__Exercise prompt__. Pull out every line below containing the word "касаційну".

__Given information__.

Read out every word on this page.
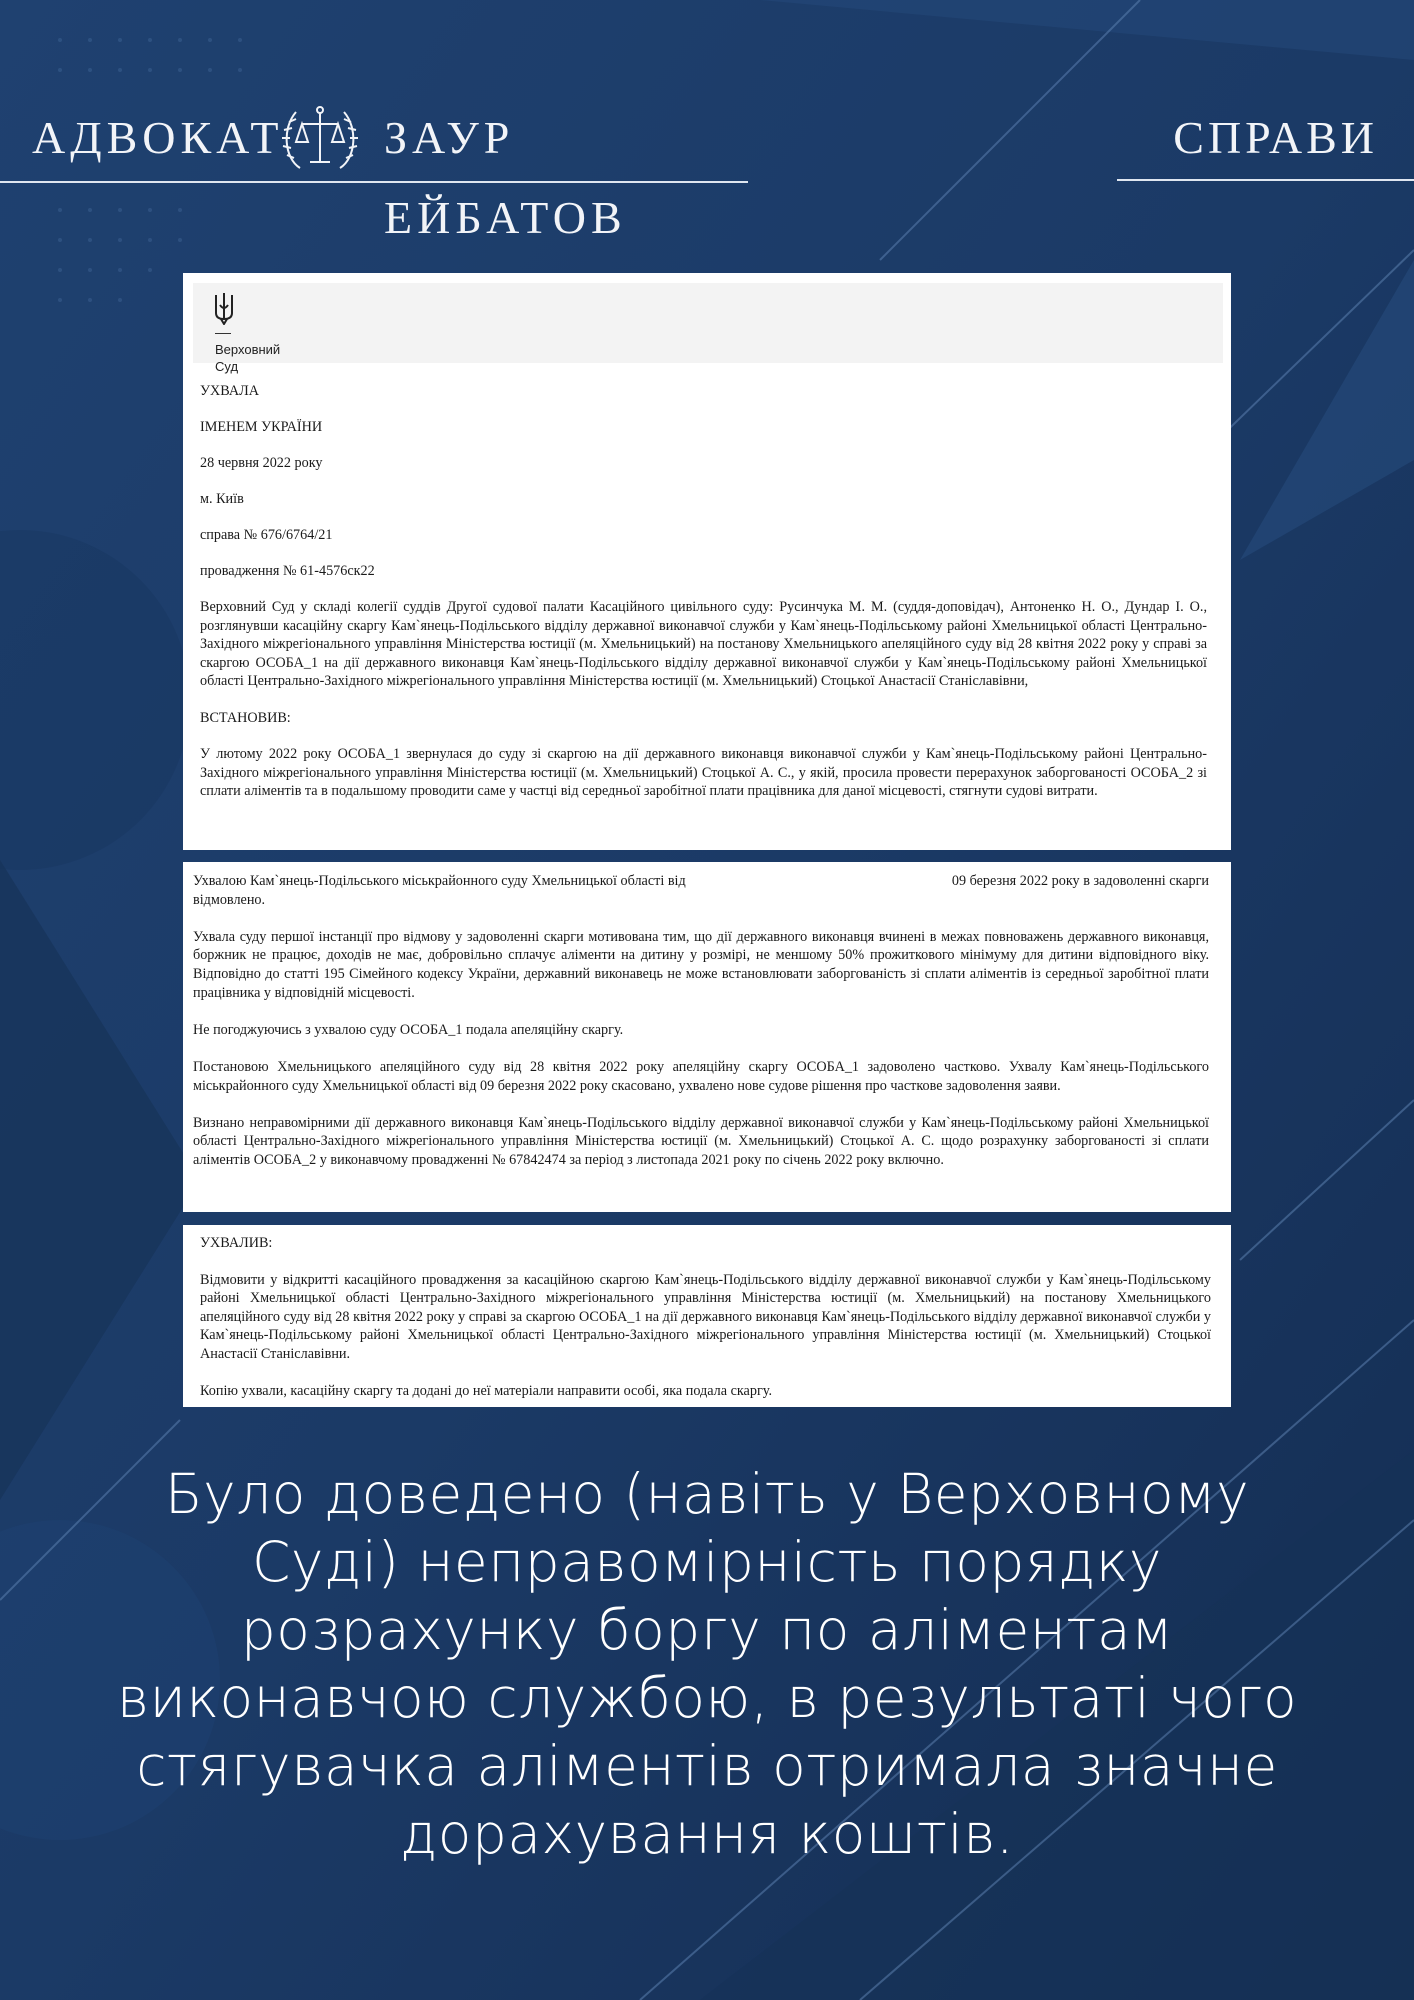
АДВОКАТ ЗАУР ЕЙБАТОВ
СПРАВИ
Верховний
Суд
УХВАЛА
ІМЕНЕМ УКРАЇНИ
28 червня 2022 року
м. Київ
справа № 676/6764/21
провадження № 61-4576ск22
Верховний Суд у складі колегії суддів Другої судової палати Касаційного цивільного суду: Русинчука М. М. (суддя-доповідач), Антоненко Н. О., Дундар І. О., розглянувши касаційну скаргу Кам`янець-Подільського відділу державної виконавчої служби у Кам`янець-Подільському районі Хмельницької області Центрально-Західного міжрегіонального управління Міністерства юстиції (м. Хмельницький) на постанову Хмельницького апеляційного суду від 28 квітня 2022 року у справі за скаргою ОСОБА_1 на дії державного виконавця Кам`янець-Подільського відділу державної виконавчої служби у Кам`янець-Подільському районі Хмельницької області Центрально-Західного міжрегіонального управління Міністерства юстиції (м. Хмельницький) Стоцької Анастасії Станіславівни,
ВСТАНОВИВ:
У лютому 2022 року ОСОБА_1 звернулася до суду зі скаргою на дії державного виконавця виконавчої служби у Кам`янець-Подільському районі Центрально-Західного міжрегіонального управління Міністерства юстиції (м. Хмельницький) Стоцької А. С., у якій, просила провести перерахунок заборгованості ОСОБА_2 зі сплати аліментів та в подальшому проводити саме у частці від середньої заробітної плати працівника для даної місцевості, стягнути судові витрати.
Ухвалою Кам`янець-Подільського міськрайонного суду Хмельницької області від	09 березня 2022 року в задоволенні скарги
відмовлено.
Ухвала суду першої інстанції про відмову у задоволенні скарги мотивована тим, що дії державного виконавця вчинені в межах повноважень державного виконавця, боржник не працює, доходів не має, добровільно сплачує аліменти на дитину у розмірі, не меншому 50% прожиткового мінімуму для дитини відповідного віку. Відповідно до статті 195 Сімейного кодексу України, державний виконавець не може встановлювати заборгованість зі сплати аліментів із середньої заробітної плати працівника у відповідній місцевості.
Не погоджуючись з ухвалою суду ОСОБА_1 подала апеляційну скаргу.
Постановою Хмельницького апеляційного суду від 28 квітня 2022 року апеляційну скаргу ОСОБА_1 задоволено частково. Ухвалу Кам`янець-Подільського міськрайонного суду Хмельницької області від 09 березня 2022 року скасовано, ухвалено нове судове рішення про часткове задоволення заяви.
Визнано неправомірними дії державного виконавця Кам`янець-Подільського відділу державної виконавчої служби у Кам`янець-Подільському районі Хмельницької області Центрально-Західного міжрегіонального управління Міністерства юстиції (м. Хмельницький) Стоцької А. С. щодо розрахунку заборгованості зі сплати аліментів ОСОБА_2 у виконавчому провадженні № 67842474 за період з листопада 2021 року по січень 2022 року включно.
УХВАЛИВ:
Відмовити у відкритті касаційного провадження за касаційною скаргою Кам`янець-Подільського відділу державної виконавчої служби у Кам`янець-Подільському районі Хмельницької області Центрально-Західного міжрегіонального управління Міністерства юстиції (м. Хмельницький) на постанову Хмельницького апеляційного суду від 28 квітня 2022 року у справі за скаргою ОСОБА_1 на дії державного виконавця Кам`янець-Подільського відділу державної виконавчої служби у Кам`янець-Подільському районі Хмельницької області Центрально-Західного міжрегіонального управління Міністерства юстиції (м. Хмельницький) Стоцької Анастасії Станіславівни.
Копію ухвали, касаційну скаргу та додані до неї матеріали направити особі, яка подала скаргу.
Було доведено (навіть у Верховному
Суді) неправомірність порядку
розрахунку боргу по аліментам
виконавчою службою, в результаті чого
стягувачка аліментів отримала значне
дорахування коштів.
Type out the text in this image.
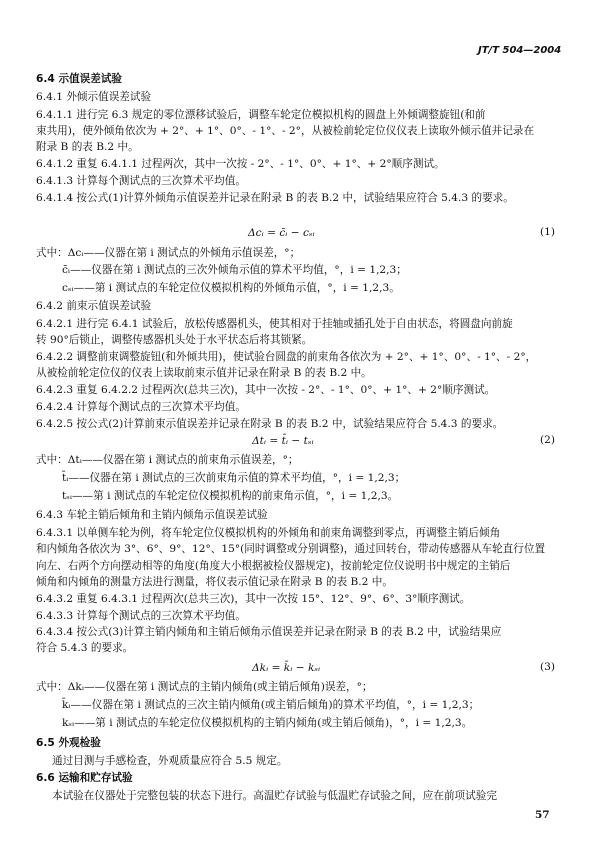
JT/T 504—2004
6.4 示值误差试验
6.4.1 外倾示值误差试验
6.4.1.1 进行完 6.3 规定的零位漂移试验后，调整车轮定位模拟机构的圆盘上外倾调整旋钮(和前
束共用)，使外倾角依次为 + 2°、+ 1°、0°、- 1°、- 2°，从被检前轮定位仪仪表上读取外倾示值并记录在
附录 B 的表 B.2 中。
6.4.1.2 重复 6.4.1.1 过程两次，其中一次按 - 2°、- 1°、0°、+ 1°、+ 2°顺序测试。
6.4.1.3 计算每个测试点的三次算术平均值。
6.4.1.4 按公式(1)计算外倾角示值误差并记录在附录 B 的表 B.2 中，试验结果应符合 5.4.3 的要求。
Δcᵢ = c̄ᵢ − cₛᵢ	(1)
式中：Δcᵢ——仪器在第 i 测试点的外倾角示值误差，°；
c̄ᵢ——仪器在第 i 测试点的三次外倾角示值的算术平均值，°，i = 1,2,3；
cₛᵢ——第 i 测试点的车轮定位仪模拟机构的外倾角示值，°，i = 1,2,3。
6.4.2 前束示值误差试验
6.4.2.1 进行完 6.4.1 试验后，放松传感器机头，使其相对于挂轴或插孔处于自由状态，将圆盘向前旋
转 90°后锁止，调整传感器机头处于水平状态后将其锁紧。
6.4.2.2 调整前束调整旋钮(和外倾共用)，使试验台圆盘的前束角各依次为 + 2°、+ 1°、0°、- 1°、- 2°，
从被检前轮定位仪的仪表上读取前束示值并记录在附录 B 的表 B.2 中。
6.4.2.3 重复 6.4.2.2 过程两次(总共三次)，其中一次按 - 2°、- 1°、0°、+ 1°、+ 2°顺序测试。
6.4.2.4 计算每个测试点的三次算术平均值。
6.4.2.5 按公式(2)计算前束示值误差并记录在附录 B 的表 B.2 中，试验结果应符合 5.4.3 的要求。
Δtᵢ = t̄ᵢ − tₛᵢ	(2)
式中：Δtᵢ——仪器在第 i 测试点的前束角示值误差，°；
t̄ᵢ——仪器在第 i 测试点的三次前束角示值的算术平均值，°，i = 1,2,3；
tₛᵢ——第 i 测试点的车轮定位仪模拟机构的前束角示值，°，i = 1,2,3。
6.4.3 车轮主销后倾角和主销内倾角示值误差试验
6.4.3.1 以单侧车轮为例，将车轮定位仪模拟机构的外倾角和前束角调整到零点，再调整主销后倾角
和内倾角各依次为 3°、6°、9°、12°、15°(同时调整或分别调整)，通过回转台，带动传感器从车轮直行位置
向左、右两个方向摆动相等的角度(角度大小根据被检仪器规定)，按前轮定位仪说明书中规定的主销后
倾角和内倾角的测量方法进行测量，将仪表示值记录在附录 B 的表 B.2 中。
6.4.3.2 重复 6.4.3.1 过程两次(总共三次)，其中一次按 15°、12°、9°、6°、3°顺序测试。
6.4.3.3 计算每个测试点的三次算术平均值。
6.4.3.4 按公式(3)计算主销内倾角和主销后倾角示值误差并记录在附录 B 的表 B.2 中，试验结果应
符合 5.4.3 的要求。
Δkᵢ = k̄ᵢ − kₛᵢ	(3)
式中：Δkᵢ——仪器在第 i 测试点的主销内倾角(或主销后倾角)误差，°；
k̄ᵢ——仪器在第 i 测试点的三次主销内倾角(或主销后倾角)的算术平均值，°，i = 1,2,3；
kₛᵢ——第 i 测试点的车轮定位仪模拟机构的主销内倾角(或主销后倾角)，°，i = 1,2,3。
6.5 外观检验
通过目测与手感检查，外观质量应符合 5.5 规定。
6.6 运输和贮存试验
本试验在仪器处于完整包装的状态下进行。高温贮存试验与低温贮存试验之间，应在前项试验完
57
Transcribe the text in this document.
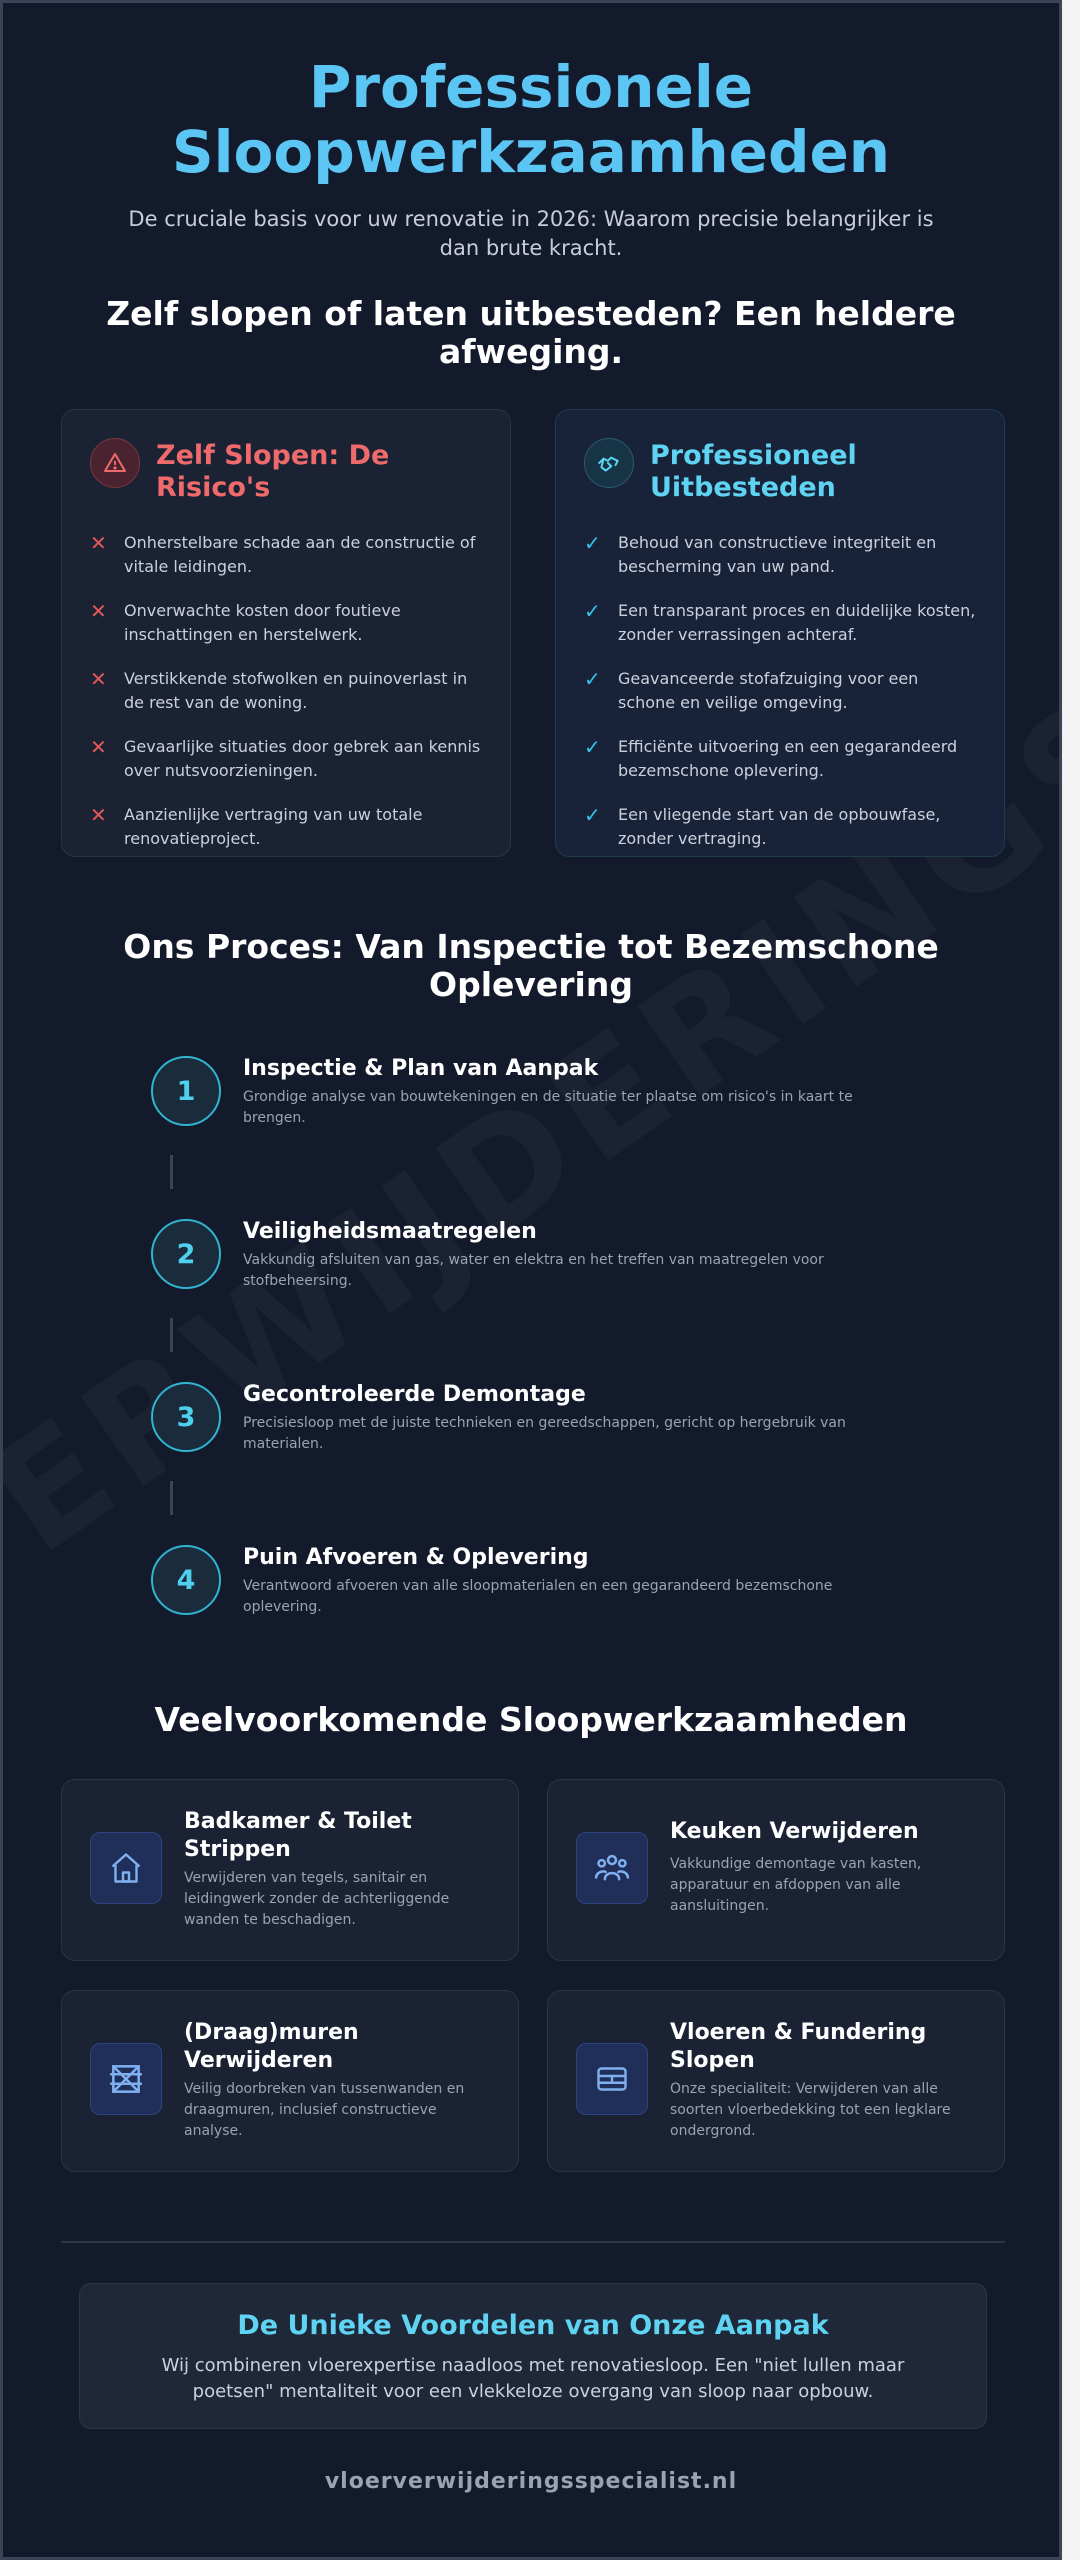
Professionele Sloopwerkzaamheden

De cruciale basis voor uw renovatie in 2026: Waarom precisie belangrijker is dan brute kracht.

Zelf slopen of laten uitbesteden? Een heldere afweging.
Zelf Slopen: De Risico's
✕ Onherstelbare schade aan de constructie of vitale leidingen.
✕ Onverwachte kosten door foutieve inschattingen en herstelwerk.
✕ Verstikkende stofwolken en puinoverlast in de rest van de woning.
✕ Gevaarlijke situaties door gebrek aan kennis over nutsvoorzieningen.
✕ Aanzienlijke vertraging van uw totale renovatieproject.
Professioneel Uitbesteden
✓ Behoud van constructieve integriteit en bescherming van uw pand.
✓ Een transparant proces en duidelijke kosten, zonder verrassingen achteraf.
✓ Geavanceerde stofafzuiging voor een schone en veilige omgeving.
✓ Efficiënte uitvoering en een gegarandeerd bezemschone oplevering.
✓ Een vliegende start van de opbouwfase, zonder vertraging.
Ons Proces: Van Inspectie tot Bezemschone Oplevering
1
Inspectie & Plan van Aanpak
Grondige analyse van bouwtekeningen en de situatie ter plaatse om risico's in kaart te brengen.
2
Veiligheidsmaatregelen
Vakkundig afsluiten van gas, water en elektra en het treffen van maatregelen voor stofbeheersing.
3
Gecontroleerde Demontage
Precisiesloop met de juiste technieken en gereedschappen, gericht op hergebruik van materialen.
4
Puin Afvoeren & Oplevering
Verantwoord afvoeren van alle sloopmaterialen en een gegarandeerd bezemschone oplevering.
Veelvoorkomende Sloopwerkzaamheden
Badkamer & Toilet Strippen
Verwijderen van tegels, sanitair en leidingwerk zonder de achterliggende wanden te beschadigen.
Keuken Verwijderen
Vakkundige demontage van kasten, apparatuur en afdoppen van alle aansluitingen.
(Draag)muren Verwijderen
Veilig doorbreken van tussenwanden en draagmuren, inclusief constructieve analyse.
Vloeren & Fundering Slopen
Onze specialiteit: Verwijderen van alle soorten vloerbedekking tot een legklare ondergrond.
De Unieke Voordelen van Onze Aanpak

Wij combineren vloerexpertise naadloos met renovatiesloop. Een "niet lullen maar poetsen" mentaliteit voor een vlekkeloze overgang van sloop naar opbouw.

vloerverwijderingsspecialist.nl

__Task response__.
Верховний Суд у складі колегії суддів Другої судової палати Касаційного цивільного суду: Русинчука М. М. (суддя-доповідач), Антоненко Н. О., Дундар І. О., розглянувши касаційну скаргу Кам`янець-Подільського відділу державної виконавчої служби у Кам`янець-Подільському районі Хмельницької області Центрально-Західного міжрегіонального управління Міністерства юстиції (м. Хмельницький) на постанову Хмельницького апеляційного суду від 28 квітня 2022 року у справі за скаргою ОСОБА_1 на дії державного виконавця Кам`янець-Подільського відділу державної виконавчої служби у Кам`янець-Подільському районі Хмельницької області Центрально-Західного міжрегіонального управління Міністерства юстиції (м. Хмельницький) Стоцької Анастасії Станіславівни,
Копію ухвали, касаційну скаргу та додані до неї матеріали направити особі, яка подала скаргу.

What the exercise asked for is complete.